* [What you should do]
Filter the entries and keep only the lines where the string "GYDYTOJAS" appears.

* [Data to process]
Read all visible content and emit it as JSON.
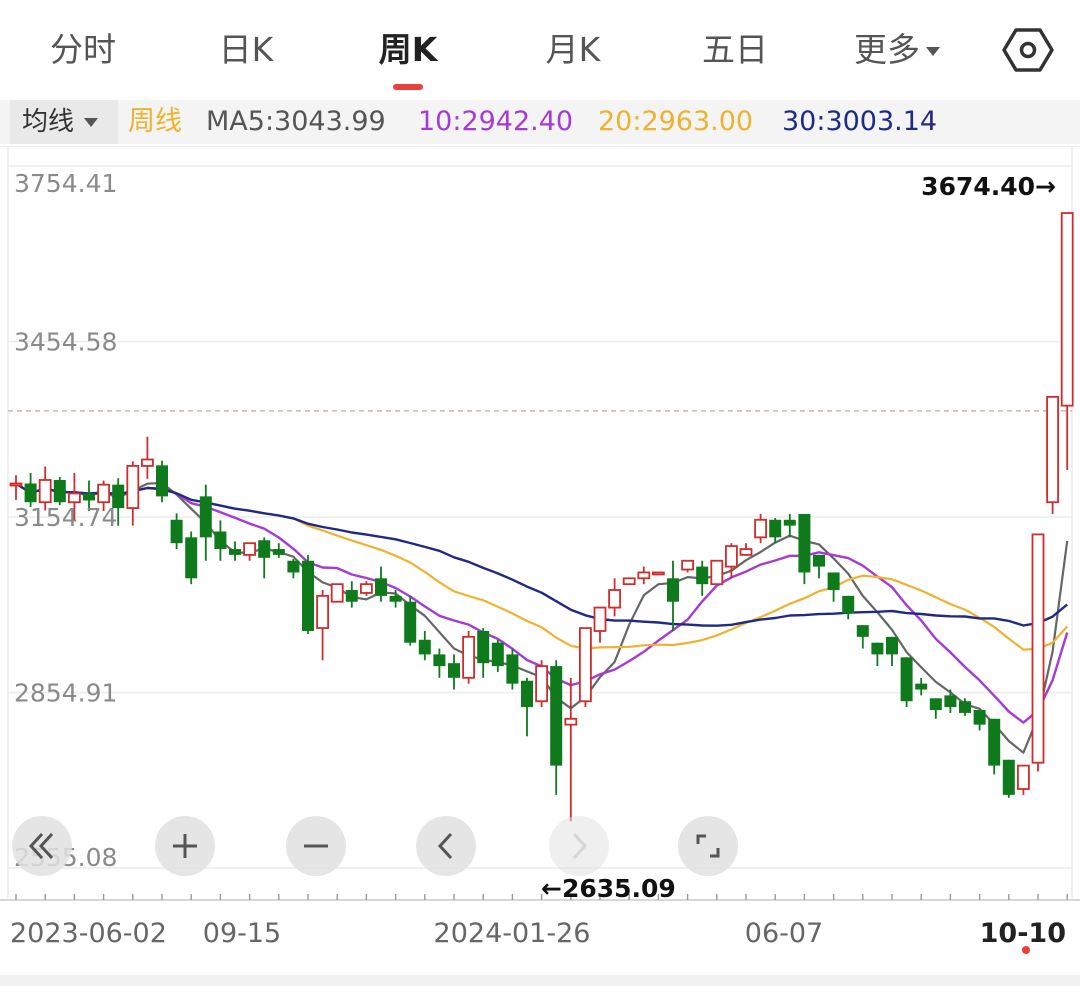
{
  "tabs": [
    {
      "label": "分时"
    },
    {
      "label": "日K"
    },
    {
      "label": "周K",
      "active": true
    },
    {
      "label": "月K"
    },
    {
      "label": "五日"
    },
    {
      "label": "更多"
    }
  ],
  "indicator_bar": {
    "selector_label": "均线",
    "period_label": "周线",
    "ma5": "MA5:3043.99",
    "ma10": "10:2942.40",
    "ma20": "20:2963.00",
    "ma30": "30:3003.14"
  },
  "colors": {
    "up": "#d02c2c",
    "down": "#0e7a1c",
    "ma5": "#666666",
    "ma10": "#a63ad6",
    "ma20": "#efb22f",
    "ma30": "#1f2a86",
    "period_label": "#efb22f",
    "accent": "#e8413c"
  },
  "chart_data": {
    "type": "candlestick",
    "y_axis_labels": [
      "3754.41",
      "3454.58",
      "3154.74",
      "2854.91",
      "2555.08"
    ],
    "x_axis_labels": [
      "2023-06-02",
      "09-15",
      "2024-01-26",
      "06-07",
      "10-10"
    ],
    "ylim": [
      2555.08,
      3754.41
    ],
    "max_marker": "3674.40→",
    "min_marker": "←2635.09",
    "reference_line": 3336,
    "candles": [
      [
        3210,
        3226,
        3212,
        3184
      ],
      [
        3212,
        3230,
        3180,
        3172
      ],
      [
        3180,
        3241,
        3218,
        3166
      ],
      [
        3218,
        3223,
        3180,
        3175
      ],
      [
        3180,
        3230,
        3195,
        3150
      ],
      [
        3195,
        3217,
        3183,
        3165
      ],
      [
        3180,
        3217,
        3210,
        3165
      ],
      [
        3210,
        3221,
        3170,
        3140
      ],
      [
        3170,
        3250,
        3242,
        3140
      ],
      [
        3242,
        3292,
        3253,
        3220
      ],
      [
        3243,
        3251,
        3190,
        3180
      ],
      [
        3150,
        3161,
        3110,
        3100
      ],
      [
        3120,
        3130,
        3050,
        3040
      ],
      [
        3190,
        3210,
        3120,
        3080
      ],
      [
        3130,
        3149,
        3100,
        3080
      ],
      [
        3100,
        3113,
        3090,
        3080
      ],
      [
        3090,
        3110,
        3110,
        3080
      ],
      [
        3115,
        3120,
        3085,
        3050
      ],
      [
        3100,
        3110,
        3090,
        3085
      ],
      [
        3080,
        3083,
        3060,
        3050
      ],
      [
        3080,
        3090,
        2960,
        2955
      ],
      [
        2965,
        3030,
        3020,
        2910
      ],
      [
        3010,
        3040,
        3040,
        3020
      ],
      [
        3030,
        3045,
        3010,
        3000
      ],
      [
        3025,
        3045,
        3040,
        3020
      ],
      [
        3050,
        3070,
        3020,
        3010
      ],
      [
        3020,
        3030,
        3010,
        3000
      ],
      [
        3010,
        3020,
        2940,
        2935
      ],
      [
        2945,
        2960,
        2920,
        2910
      ],
      [
        2920,
        2930,
        2900,
        2880
      ],
      [
        2905,
        2920,
        2880,
        2860
      ],
      [
        2880,
        2960,
        2950,
        2870
      ],
      [
        2960,
        2965,
        2905,
        2880
      ],
      [
        2940,
        2945,
        2900,
        2890
      ],
      [
        2920,
        2930,
        2870,
        2860
      ],
      [
        2875,
        2880,
        2830,
        2780
      ],
      [
        2840,
        2910,
        2900,
        2830
      ],
      [
        2900,
        2910,
        2730,
        2680
      ],
      [
        2800,
        2880,
        2810,
        2635
      ],
      [
        2840,
        2960,
        2965,
        2830
      ],
      [
        2960,
        3000,
        3000,
        2940
      ],
      [
        3000,
        3050,
        3030,
        2985
      ],
      [
        3040,
        3050,
        3050,
        3040
      ],
      [
        3050,
        3070,
        3060,
        3040
      ],
      [
        3060,
        3060,
        3060,
        3060
      ],
      [
        3050,
        3080,
        3010,
        2960
      ],
      [
        3065,
        3080,
        3080,
        3060
      ],
      [
        3070,
        3080,
        3040,
        3020
      ],
      [
        3040,
        3080,
        3080,
        3040
      ],
      [
        3070,
        3110,
        3105,
        3050
      ],
      [
        3090,
        3110,
        3100,
        3090
      ],
      [
        3120,
        3160,
        3150,
        3110
      ],
      [
        3150,
        3153,
        3120,
        3110
      ],
      [
        3150,
        3160,
        3140,
        3120
      ],
      [
        3160,
        3150,
        3060,
        3040
      ],
      [
        3090,
        3070,
        3070,
        3050
      ],
      [
        3060,
        3045,
        3030,
        3010
      ],
      [
        3020,
        3010,
        2990,
        2980
      ],
      [
        2970,
        2960,
        2950,
        2930
      ],
      [
        2940,
        2930,
        2920,
        2900
      ],
      [
        2950,
        2940,
        2920,
        2900
      ],
      [
        2915,
        2910,
        2840,
        2830
      ],
      [
        2870,
        2880,
        2860,
        2850
      ],
      [
        2845,
        2840,
        2825,
        2810
      ],
      [
        2850,
        2860,
        2830,
        2820
      ],
      [
        2840,
        2845,
        2820,
        2815
      ],
      [
        2825,
        2820,
        2800,
        2790
      ],
      [
        2810,
        2800,
        2730,
        2715
      ],
      [
        2740,
        2720,
        2680,
        2675
      ],
      [
        2690,
        2720,
        2730,
        2680
      ],
      [
        2735,
        3100,
        3125,
        2720
      ],
      [
        3180,
        3360,
        3360,
        3160
      ],
      [
        3345,
        3674,
        3674,
        3235
      ]
    ],
    "series": [
      {
        "name": "MA5"
      },
      {
        "name": "10"
      },
      {
        "name": "20"
      },
      {
        "name": "30"
      }
    ]
  },
  "controls": [
    {
      "name": "fast-back"
    },
    {
      "name": "zoom-in"
    },
    {
      "name": "zoom-out"
    },
    {
      "name": "step-back"
    },
    {
      "name": "step-forward"
    },
    {
      "name": "fullscreen"
    }
  ]
}
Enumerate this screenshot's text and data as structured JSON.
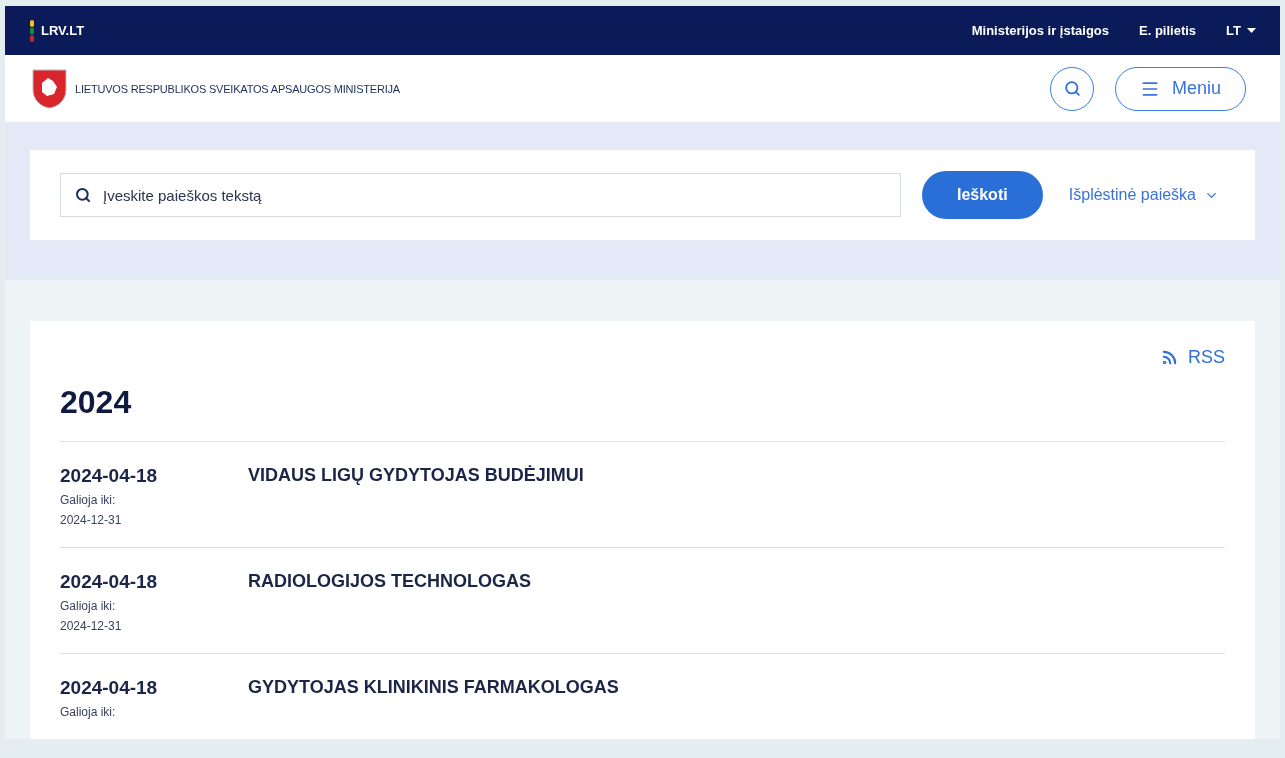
{
  "topbar": {
    "brand": "LRV.LT",
    "links": [
      "Ministerijos ir įstaigos",
      "E. pilietis"
    ],
    "language": "LT"
  },
  "header": {
    "title": "LIETUVOS RESPUBLIKOS SVEIKATOS APSAUGOS MINISTERIJA",
    "menu_button": "Meniu"
  },
  "search": {
    "placeholder": "Įveskite paieškos tekstą",
    "button": "Ieškoti",
    "advanced": "Išplėstinė paieška"
  },
  "feed": {
    "rss": "RSS",
    "year": "2024",
    "items": [
      {
        "date": "2024-04-18",
        "valid_label": "Galioja iki:",
        "valid_until": "2024-12-31",
        "title": "VIDAUS LIGŲ GYDYTOJAS BUDĖJIMUI"
      },
      {
        "date": "2024-04-18",
        "valid_label": "Galioja iki:",
        "valid_until": "2024-12-31",
        "title": "RADIOLOGIJOS TECHNOLOGAS"
      },
      {
        "date": "2024-04-18",
        "valid_label": "Galioja iki:",
        "title": "GYDYTOJAS KLINIKINIS FARMAKOLOGAS"
      }
    ]
  }
}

* [Answer in full]
        "title": "VIDAUS LIGŲ GYDYTOJAS BUDĖJIMUI"
        "title": "GYDYTOJAS KLINIKINIS FARMAKOLOGAS"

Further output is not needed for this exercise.